_Short problem_.
Look through the material and copy each line holding "CARRERA".

Data records
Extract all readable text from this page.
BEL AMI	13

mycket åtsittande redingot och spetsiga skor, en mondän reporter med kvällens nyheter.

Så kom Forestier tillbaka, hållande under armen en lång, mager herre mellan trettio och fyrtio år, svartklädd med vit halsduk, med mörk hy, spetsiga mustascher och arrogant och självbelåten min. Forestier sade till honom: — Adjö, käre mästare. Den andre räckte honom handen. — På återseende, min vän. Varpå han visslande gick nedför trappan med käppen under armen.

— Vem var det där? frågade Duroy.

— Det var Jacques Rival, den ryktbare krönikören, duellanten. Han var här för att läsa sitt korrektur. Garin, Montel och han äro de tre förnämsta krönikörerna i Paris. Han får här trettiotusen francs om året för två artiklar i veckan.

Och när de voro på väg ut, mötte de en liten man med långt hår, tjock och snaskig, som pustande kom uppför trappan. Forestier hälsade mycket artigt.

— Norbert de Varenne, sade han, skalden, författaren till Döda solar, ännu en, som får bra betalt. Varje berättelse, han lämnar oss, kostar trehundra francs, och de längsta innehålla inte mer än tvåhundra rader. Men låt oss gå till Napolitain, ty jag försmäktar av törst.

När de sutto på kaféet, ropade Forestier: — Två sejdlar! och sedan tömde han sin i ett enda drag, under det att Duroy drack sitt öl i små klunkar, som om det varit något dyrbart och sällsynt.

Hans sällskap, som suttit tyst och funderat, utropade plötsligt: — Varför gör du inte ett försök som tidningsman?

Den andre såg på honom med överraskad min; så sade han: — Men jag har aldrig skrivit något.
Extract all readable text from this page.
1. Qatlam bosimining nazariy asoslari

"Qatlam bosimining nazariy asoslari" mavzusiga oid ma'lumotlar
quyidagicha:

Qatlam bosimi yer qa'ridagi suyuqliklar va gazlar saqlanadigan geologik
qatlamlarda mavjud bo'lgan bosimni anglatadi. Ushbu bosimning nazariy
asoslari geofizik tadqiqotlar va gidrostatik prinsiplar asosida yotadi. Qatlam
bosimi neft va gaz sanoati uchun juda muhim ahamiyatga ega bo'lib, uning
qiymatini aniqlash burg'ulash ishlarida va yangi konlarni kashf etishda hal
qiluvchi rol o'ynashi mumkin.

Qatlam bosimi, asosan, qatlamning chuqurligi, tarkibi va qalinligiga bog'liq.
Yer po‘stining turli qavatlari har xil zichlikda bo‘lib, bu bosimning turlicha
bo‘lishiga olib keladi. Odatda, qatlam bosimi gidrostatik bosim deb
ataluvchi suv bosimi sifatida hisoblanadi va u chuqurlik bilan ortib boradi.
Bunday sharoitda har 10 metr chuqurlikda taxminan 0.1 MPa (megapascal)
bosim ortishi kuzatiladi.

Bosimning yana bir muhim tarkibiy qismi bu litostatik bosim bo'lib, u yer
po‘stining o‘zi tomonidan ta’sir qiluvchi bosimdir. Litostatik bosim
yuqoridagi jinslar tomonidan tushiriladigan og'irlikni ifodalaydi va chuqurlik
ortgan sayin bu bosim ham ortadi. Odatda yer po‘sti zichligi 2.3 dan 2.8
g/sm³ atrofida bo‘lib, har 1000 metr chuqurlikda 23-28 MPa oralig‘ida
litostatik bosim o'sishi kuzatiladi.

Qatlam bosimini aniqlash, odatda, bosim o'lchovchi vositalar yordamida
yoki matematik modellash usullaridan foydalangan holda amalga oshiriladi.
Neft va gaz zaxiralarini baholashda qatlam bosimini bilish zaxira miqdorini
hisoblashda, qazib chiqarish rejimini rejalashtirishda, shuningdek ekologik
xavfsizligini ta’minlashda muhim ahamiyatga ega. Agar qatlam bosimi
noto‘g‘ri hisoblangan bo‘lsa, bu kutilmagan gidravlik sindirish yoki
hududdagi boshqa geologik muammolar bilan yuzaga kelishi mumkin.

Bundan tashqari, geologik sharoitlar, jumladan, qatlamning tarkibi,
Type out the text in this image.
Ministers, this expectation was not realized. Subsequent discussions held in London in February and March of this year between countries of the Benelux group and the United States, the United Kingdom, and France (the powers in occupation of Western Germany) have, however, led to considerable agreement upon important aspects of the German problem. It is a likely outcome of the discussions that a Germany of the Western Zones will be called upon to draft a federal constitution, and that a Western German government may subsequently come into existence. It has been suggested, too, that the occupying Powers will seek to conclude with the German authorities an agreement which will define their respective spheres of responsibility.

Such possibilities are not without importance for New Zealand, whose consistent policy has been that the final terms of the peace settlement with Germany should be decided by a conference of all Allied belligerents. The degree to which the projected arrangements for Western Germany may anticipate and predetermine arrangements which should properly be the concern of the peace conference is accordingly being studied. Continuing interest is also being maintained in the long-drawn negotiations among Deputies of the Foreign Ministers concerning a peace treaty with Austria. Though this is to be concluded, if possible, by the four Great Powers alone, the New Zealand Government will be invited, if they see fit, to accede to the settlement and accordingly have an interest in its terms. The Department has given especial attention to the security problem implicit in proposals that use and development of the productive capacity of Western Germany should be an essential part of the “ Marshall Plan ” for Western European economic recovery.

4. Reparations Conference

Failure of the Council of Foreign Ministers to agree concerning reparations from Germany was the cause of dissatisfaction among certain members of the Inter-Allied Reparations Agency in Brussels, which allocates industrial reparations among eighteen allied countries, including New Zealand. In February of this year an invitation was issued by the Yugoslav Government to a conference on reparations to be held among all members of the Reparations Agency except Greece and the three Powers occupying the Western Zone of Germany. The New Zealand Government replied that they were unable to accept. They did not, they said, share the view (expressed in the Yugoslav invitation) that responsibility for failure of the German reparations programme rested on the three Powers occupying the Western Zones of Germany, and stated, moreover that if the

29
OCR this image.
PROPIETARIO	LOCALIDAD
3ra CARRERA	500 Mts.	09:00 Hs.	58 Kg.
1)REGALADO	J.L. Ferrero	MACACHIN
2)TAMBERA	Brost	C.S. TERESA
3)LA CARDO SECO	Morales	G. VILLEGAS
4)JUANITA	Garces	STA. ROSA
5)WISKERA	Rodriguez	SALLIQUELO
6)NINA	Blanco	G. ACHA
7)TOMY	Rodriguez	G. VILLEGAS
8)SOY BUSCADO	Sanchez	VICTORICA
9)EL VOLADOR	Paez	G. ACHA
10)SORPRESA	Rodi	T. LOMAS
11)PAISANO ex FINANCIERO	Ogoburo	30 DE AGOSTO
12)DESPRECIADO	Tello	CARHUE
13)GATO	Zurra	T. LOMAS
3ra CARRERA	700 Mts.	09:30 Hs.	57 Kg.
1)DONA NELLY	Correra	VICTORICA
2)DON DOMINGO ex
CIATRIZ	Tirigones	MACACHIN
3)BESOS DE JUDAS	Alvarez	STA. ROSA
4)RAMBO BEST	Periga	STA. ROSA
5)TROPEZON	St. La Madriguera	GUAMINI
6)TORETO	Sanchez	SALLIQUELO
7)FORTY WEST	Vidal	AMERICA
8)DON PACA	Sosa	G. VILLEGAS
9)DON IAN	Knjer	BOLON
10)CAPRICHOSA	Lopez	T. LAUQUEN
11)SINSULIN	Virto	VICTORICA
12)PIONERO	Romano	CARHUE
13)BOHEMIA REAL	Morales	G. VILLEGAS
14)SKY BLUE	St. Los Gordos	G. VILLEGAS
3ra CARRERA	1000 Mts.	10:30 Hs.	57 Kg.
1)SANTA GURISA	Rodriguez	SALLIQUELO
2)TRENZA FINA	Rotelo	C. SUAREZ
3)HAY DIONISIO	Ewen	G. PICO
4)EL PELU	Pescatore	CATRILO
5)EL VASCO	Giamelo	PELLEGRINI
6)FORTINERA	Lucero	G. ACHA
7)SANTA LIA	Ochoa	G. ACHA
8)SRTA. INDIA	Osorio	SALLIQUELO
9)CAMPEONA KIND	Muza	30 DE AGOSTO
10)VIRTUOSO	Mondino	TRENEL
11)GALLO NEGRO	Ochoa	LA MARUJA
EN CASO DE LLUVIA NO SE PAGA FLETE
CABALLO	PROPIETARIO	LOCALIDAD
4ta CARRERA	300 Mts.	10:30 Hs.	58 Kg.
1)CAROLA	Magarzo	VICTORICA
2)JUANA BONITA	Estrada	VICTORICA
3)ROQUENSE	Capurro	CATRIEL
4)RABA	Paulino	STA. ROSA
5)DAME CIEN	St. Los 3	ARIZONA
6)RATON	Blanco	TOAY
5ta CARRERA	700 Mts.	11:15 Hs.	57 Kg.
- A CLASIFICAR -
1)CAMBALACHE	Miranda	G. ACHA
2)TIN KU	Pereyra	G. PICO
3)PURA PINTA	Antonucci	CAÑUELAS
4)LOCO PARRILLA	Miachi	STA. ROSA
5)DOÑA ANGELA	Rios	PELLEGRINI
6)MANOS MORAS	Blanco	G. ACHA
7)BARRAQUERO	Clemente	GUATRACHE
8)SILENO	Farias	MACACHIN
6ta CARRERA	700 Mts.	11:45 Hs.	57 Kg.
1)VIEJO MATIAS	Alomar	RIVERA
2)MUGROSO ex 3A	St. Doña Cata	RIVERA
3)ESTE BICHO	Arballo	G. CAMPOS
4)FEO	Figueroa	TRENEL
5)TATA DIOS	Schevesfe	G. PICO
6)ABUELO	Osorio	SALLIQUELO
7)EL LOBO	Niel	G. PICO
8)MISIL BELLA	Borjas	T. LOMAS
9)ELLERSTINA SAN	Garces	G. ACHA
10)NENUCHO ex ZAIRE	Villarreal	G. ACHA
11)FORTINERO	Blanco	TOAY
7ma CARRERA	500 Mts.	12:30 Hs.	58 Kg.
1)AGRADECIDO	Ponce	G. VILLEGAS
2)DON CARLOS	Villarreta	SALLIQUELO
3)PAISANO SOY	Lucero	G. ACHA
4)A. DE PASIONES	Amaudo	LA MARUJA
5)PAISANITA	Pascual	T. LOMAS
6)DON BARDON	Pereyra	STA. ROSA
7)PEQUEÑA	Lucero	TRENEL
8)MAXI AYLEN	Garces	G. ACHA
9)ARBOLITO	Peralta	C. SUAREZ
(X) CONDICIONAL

_Response to this exercise_.
3ra CARRERA	500 Mts.	09:00 Hs.	58 Kg.
3ra CARRERA	700 Mts.	09:30 Hs.	57 Kg.
3ra CARRERA	1000 Mts.	10:30 Hs.	57 Kg.
4ta CARRERA	300 Mts.	10:30 Hs.	58 Kg.
5ta CARRERA	700 Mts.	11:15 Hs.	57 Kg.
6ta CARRERA	700 Mts.	11:45 Hs.	57 Kg.
7ma CARRERA	500 Mts.	12:30 Hs.	58 Kg.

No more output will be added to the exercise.